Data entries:
--- begin ---

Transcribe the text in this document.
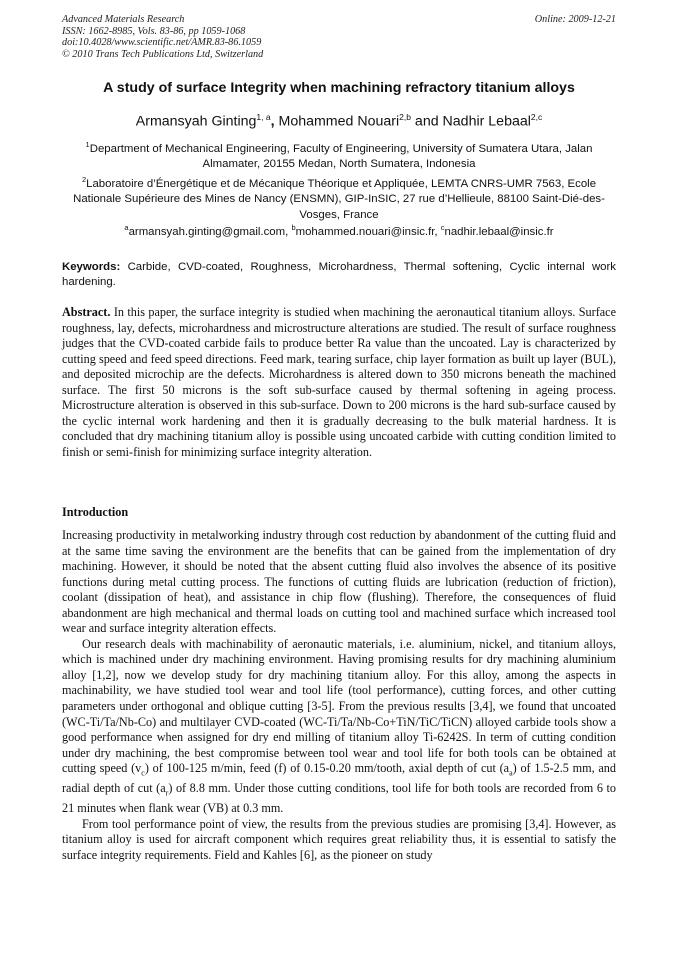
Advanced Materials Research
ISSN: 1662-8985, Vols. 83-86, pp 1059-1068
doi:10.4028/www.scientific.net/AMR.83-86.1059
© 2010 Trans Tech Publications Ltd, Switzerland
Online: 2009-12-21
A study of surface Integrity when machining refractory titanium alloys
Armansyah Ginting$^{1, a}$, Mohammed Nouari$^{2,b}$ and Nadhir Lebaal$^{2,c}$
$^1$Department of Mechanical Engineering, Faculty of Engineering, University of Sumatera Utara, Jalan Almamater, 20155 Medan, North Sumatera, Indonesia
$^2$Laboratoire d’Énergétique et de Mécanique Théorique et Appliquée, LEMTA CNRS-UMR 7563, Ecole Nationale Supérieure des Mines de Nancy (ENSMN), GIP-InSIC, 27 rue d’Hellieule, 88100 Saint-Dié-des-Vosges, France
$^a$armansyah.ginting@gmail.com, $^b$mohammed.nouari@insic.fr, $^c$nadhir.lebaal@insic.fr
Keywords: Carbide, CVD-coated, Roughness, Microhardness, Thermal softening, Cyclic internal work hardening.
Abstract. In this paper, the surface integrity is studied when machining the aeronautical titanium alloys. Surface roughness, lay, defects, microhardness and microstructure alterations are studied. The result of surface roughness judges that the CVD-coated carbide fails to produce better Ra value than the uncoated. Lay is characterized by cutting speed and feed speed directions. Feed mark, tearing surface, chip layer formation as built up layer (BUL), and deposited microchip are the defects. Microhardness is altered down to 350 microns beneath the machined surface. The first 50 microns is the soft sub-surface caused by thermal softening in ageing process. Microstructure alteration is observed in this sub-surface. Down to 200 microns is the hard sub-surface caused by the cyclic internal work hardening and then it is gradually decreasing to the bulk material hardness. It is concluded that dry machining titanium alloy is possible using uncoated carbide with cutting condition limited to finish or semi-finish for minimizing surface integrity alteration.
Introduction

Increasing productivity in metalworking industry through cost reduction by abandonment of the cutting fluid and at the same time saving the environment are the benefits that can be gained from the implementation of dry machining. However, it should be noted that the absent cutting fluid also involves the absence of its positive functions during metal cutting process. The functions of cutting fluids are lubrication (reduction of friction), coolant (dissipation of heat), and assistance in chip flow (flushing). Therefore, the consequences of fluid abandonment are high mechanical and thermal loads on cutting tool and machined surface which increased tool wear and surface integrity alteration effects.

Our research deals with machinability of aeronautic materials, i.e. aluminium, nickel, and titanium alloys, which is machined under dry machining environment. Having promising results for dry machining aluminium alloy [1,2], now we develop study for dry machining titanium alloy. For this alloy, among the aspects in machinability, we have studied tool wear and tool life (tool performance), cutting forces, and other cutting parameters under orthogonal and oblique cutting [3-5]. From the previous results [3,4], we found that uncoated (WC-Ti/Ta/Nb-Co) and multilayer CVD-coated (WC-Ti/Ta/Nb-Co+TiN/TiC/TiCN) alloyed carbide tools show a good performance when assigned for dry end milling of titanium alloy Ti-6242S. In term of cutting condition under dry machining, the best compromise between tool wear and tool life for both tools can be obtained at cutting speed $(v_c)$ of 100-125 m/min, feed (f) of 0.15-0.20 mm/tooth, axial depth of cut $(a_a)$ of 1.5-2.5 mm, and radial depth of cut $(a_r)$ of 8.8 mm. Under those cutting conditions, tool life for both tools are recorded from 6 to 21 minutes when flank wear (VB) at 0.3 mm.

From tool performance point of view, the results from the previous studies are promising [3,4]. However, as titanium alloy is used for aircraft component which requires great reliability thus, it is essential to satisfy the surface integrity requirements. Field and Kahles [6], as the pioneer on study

--- end ---
--- begin ---

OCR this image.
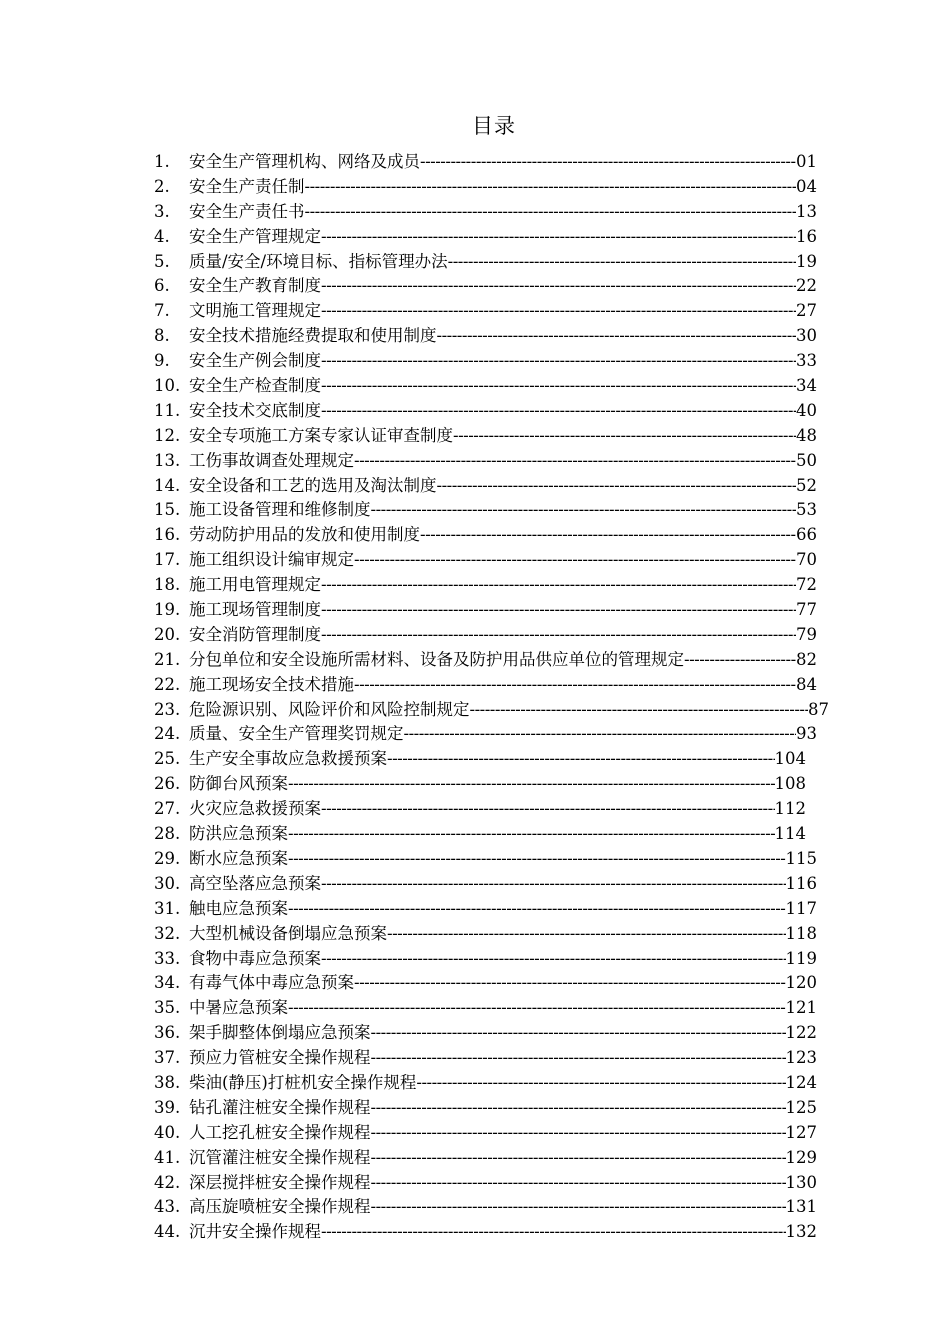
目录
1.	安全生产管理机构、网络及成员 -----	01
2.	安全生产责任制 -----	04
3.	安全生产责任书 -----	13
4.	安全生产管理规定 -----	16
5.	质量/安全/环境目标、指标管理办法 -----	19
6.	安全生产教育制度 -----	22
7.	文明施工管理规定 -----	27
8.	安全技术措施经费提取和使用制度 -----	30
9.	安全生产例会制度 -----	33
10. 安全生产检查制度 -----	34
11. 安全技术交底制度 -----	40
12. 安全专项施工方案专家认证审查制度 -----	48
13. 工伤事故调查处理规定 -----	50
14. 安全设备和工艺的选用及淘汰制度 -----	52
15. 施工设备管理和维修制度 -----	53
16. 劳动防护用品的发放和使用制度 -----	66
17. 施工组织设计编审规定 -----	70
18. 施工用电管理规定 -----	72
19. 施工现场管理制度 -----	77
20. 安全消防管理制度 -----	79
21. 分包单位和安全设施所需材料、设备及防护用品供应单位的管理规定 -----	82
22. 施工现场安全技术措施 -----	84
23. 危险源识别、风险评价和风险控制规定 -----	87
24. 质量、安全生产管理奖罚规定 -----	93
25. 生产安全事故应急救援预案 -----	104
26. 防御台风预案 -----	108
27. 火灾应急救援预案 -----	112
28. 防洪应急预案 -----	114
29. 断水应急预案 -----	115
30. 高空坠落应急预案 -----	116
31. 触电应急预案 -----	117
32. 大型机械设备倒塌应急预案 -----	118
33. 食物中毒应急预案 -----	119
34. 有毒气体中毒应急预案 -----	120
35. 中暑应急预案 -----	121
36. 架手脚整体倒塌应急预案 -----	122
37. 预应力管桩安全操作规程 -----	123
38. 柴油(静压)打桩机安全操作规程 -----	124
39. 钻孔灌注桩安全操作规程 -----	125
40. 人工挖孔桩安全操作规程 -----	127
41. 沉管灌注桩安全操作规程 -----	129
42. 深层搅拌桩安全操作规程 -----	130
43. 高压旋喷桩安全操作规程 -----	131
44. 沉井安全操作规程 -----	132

--- end ---

* WORK INSTRUCTIONS *
Reproduce each line from the records that contains the word "process".

* PROBLEM SOLUTION *
Abstract. In this paper, the surface integrity is studied when machining the aeronautical titanium alloys. Surface roughness, lay, defects, microhardness and microstructure alterations are studied. The result of surface roughness judges that the CVD-coated carbide fails to produce better Ra value than the uncoated. Lay is characterized by cutting speed and feed speed directions. Feed mark, tearing surface, chip layer formation as built up layer (BUL), and deposited microchip are the defects. Microhardness is altered down to 350 microns beneath the machined surface. The first 50 microns is the soft sub-surface caused by thermal softening in ageing process. Microstructure alteration is observed in this sub-surface. Down to 200 microns is the hard sub-surface caused by the cyclic internal work hardening and then it is gradually decreasing to the bulk material hardness. It is concluded that dry machining titanium alloy is possible using uncoated carbide with cutting condition limited to finish or semi-finish for minimizing surface integrity alteration.
Increasing productivity in metalworking industry through cost reduction by abandonment of the cutting fluid and at the same time saving the environment are the benefits that can be gained from the implementation of dry machining. However, it should be noted that the absent cutting fluid also involves the absence of its positive functions during metal cutting process. The functions of cutting fluids are lubrication (reduction of friction), coolant (dissipation of heat), and assistance in chip flow (flushing). Therefore, the consequences of fluid abandonment are high mechanical and thermal loads on cutting tool and machined surface which increased tool wear and surface integrity alteration effects.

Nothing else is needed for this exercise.